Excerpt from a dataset
####################
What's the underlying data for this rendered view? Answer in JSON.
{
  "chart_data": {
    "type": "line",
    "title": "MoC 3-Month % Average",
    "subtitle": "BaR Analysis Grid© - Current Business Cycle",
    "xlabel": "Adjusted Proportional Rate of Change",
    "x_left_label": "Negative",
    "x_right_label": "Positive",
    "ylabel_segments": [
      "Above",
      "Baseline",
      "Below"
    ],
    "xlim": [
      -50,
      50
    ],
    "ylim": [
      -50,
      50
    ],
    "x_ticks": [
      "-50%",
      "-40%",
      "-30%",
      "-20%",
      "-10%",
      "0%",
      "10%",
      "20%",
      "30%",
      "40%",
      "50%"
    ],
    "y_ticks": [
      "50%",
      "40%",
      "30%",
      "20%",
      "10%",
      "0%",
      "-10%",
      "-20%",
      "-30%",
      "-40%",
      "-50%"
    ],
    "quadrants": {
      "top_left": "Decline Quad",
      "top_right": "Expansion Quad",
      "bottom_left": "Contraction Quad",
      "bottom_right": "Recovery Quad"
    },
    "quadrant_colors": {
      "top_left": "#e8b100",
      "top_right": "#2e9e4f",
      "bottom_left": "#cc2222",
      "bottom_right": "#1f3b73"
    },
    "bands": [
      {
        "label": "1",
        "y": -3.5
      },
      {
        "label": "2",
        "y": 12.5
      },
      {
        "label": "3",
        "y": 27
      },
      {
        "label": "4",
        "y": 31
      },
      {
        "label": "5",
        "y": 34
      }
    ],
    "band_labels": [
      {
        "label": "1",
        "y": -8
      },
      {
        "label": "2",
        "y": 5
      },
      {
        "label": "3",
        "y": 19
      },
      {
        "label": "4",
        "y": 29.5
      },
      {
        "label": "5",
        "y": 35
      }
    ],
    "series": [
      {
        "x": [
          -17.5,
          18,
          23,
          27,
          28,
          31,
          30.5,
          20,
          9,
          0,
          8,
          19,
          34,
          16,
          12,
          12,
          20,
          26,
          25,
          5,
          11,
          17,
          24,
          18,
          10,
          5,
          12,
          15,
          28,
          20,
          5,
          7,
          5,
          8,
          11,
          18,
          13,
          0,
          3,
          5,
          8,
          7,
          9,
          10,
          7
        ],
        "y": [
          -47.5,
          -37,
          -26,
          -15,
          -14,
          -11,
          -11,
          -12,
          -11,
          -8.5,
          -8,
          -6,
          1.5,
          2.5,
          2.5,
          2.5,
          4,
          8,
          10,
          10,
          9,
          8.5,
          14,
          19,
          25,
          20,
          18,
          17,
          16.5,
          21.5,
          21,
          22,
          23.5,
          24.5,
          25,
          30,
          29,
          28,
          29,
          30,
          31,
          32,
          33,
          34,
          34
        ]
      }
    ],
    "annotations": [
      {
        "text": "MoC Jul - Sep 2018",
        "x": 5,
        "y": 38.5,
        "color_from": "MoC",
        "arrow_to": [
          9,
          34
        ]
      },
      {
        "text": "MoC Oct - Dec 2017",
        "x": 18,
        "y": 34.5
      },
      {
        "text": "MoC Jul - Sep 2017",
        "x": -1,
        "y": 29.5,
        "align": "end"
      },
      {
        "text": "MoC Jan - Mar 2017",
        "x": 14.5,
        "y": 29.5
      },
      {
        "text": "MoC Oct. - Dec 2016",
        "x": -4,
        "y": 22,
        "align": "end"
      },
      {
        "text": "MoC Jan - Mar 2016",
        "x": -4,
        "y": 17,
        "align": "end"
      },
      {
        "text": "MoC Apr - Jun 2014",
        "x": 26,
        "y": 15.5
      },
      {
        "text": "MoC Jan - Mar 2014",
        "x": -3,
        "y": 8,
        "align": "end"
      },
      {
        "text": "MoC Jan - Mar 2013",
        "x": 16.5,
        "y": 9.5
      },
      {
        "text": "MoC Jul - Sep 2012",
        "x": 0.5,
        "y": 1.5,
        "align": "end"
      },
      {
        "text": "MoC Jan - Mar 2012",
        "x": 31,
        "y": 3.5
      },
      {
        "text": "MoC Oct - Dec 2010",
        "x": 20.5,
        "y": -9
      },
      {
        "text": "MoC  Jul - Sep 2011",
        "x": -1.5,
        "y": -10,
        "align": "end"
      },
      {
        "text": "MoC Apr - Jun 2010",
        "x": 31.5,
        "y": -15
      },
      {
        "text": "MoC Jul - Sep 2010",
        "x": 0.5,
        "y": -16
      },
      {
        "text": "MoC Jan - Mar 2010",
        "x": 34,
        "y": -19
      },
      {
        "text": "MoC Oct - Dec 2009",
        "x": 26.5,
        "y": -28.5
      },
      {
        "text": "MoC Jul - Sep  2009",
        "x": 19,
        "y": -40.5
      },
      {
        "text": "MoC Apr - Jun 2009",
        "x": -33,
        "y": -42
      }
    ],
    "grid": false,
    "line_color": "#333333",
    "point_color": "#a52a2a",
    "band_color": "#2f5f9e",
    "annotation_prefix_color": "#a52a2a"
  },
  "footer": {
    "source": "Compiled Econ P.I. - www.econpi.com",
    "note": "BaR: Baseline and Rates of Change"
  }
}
####################
= TASK INSTRUCTIONS =
Copy out each record, keeping every word as it is.

= SOLUTION =
What's the underlying data for this rendered view? Answer in JSON.
{
  "chart_data": {
    "type": "line",
    "title": "MoC 3-Month % Average",
    "subtitle": "BaR Analysis Grid© - Current Business Cycle",
    "xlabel": "Adjusted Proportional Rate of Change",
    "x_left_label": "Negative",
    "x_right_label": "Positive",
    "ylabel_segments": [
      "Above",
      "Baseline",
      "Below"
    ],
    "xlim": [
      -50,
      50
    ],
    "ylim": [
      -50,
      50
    ],
    "x_ticks": [
      "-50%",
      "-40%",
      "-30%",
      "-20%",
      "-10%",
      "0%",
      "10%",
      "20%",
      "30%",
      "40%",
      "50%"
    ],
    "y_ticks": [
      "50%",
      "40%",
      "30%",
      "20%",
      "10%",
      "0%",
      "-10%",
      "-20%",
      "-30%",
      "-40%",
      "-50%"
    ],
    "quadrants": {
      "top_left": "Decline Quad",
      "top_right": "Expansion Quad",
      "bottom_left": "Contraction Quad",
      "bottom_right": "Recovery Quad"
    },
    "quadrant_colors": {
      "top_left": "#e8b100",
      "top_right": "#2e9e4f",
      "bottom_left": "#cc2222",
      "bottom_right": "#1f3b73"
    },
    "bands": [
      {
        "label": "1",
        "y": -3.5
      },
      {
        "label": "2",
        "y": 12.5
      },
      {
        "label": "3",
        "y": 27
      },
      {
        "label": "4",
        "y": 31
      },
      {
        "label": "5",
        "y": 34
      }
    ],
    "band_labels": [
      {
        "label": "1",
        "y": -8
      },
      {
        "label": "2",
        "y": 5
      },
      {
        "label": "3",
        "y": 19
      },
      {
        "label": "4",
        "y": 29.5
      },
      {
        "label": "5",
        "y": 35
      }
    ],
    "series": [
      {
        "x": [
          -17.5,
          18,
          23,
          27,
          28,
          31,
          30.5,
          20,
          9,
          0,
          8,
          19,
          34,
          16,
          12,
          12,
          20,
          26,
          25,
          5,
          11,
          17,
          24,
          18,
          10,
          5,
          12,
          15,
          28,
          20,
          5,
          7,
          5,
          8,
          11,
          18,
          13,
          0,
          3,
          5,
          8,
          7,
          9,
          10,
          7
        ],
        "y": [
          -47.5,
          -37,
          -26,
          -15,
          -14,
          -11,
          -11,
          -12,
          -11,
          -8.5,
          -8,
          -6,
          1.5,
          2.5,
          2.5,
          2.5,
          4,
          8,
          10,
          10,
          9,
          8.5,
          14,
          19,
          25,
          20,
          18,
          17,
          16.5,
          21.5,
          21,
          22,
          23.5,
          24.5,
          25,
          30,
          29,
          28,
          29,
          30,
          31,
          32,
          33,
          34,
          34
        ]
      }
    ],
    "annotations": [
      {
        "text": "MoC Jul - Sep 2018",
        "x": 5,
        "y": 38.5,
        "color_from": "MoC",
        "arrow_to": [
          9,
          34
        ]
      },
      {
        "text": "MoC Oct - Dec 2017",
        "x": 18,
        "y": 34.5
      },
      {
        "text": "MoC Jul - Sep 2017",
        "x": -1,
        "y": 29.5,
        "align": "end"
      },
      {
        "text": "MoC Jan - Mar 2017",
        "x": 14.5,
        "y": 29.5
      },
      {
        "text": "MoC Oct. - Dec 2016",
        "x": -4,
        "y": 22,
        "align": "end"
      },
      {
        "text": "MoC Jan - Mar 2016",
        "x": -4,
        "y": 17,
        "align": "end"
      },
      {
        "text": "MoC Apr - Jun 2014",
        "x": 26,
        "y": 15.5
      },
      {
        "text": "MoC Jan - Mar 2014",
        "x": -3,
        "y": 8,
        "align": "end"
      },
      {
        "text": "MoC Jan - Mar 2013",
        "x": 16.5,
        "y": 9.5
      },
      {
        "text": "MoC Jul - Sep 2012",
        "x": 0.5,
        "y": 1.5,
        "align": "end"
      },
      {
        "text": "MoC Jan - Mar 2012",
        "x": 31,
        "y": 3.5
      },
      {
        "text": "MoC Oct - Dec 2010",
        "x": 20.5,
        "y": -9
      },
      {
        "text": "MoC  Jul - Sep 2011",
        "x": -1.5,
        "y": -10,
        "align": "end"
      },
      {
        "text": "MoC Apr - Jun 2010",
        "x": 31.5,
        "y": -15
      },
      {
        "text": "MoC Jul - Sep 2010",
        "x": 0.5,
        "y": -16
      },
      {
        "text": "MoC Jan - Mar 2010",
        "x": 34,
        "y": -19
      },
      {
        "text": "MoC Oct - Dec 2009",
        "x": 26.5,
        "y": -28.5
      },
      {
        "text": "MoC Jul - Sep  2009",
        "x": 19,
        "y": -40.5
      },
      {
        "text": "MoC Apr - Jun 2009",
        "x": -33,
        "y": -42
      }
    ],
    "grid": false,
    "line_color": "#333333",
    "point_color": "#a52a2a",
    "band_color": "#2f5f9e",
    "annotation_prefix_color": "#a52a2a"
  },
  "footer": {
    "source": "Compiled Econ P.I. - www.econpi.com",
    "note": "BaR: Baseline and Rates of Change"
  }
}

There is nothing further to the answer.